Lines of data
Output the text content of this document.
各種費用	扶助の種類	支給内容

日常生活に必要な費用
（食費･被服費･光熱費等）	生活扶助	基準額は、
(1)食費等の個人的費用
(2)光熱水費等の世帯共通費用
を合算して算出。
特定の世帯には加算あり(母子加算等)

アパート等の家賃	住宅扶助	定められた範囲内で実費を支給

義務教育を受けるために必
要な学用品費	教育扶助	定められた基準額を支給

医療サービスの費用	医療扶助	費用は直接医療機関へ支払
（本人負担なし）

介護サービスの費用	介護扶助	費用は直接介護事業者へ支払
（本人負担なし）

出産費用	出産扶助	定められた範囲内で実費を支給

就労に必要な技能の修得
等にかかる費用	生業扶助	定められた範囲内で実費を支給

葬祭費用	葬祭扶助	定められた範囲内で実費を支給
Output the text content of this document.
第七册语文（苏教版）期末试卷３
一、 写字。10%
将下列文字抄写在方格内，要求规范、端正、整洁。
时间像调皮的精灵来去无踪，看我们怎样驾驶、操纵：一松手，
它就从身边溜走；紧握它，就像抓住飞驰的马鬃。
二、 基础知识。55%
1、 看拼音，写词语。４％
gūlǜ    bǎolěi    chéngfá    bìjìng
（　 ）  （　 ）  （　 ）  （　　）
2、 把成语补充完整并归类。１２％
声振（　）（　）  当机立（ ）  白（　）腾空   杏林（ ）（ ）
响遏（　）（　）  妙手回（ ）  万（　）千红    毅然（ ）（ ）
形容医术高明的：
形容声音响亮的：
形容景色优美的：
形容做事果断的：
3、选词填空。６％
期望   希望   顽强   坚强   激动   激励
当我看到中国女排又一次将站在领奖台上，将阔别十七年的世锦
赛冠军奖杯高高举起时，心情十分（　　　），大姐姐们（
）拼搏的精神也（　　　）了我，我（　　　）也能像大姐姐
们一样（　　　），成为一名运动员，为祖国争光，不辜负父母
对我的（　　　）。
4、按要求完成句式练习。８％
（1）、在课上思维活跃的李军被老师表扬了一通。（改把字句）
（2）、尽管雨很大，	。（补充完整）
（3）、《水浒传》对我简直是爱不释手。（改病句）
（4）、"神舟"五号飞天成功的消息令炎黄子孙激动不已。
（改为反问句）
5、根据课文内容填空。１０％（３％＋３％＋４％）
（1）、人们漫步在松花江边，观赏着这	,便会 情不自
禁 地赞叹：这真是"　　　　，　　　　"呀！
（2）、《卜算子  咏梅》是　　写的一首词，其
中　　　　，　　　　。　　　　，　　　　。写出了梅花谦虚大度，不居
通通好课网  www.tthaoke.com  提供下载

_Problem statement:_
Word for word, write out the data.

_Answer in full:_
Output the text content of this document.
各種費用	扶助の種類	支給内容

日常生活に必要な費用
（食費･被服費･光熱費等）	生活扶助	基準額は、
(1)食費等の個人的費用
(2)光熱水費等の世帯共通費用
を合算して算出。
特定の世帯には加算あり(母子加算等)

アパート等の家賃	住宅扶助	定められた範囲内で実費を支給

義務教育を受けるために必
要な学用品費	教育扶助	定められた基準額を支給

医療サービスの費用	医療扶助	費用は直接医療機関へ支払
（本人負担なし）

介護サービスの費用	介護扶助	費用は直接介護事業者へ支払
（本人負担なし）

出産費用	出産扶助	定められた範囲内で実費を支給

就労に必要な技能の修得
等にかかる費用	生業扶助	定められた範囲内で実費を支給

葬祭費用	葬祭扶助	定められた範囲内で実費を支給
Output the text content of this document.
第七册语文（苏教版）期末试卷３
一、 写字。10%
将下列文字抄写在方格内，要求规范、端正、整洁。
时间像调皮的精灵来去无踪，看我们怎样驾驶、操纵：一松手，
它就从身边溜走；紧握它，就像抓住飞驰的马鬃。
二、 基础知识。55%
1、 看拼音，写词语。４％
gūlǜ    bǎolěi    chéngfá    bìjìng
（　 ）  （　 ）  （　 ）  （　　）
2、 把成语补充完整并归类。１２％
声振（　）（　）  当机立（ ）  白（　）腾空   杏林（ ）（ ）
响遏（　）（　）  妙手回（ ）  万（　）千红    毅然（ ）（ ）
形容医术高明的：
形容声音响亮的：
形容景色优美的：
形容做事果断的：
3、选词填空。６％
期望   希望   顽强   坚强   激动   激励
当我看到中国女排又一次将站在领奖台上，将阔别十七年的世锦
赛冠军奖杯高高举起时，心情十分（　　　），大姐姐们（
）拼搏的精神也（　　　）了我，我（　　　）也能像大姐姐
们一样（　　　），成为一名运动员，为祖国争光，不辜负父母
对我的（　　　）。
4、按要求完成句式练习。８％
（1）、在课上思维活跃的李军被老师表扬了一通。（改把字句）
（2）、尽管雨很大，	。（补充完整）
（3）、《水浒传》对我简直是爱不释手。（改病句）
（4）、"神舟"五号飞天成功的消息令炎黄子孙激动不已。
（改为反问句）
5、根据课文内容填空。１０％（３％＋３％＋４％）
（1）、人们漫步在松花江边，观赏着这	,便会 情不自
禁 地赞叹：这真是"　　　　，　　　　"呀！
（2）、《卜算子  咏梅》是　　写的一首词，其
中　　　　，　　　　。　　　　，　　　　。写出了梅花谦虚大度，不居
通通好课网  www.tthaoke.com  提供下载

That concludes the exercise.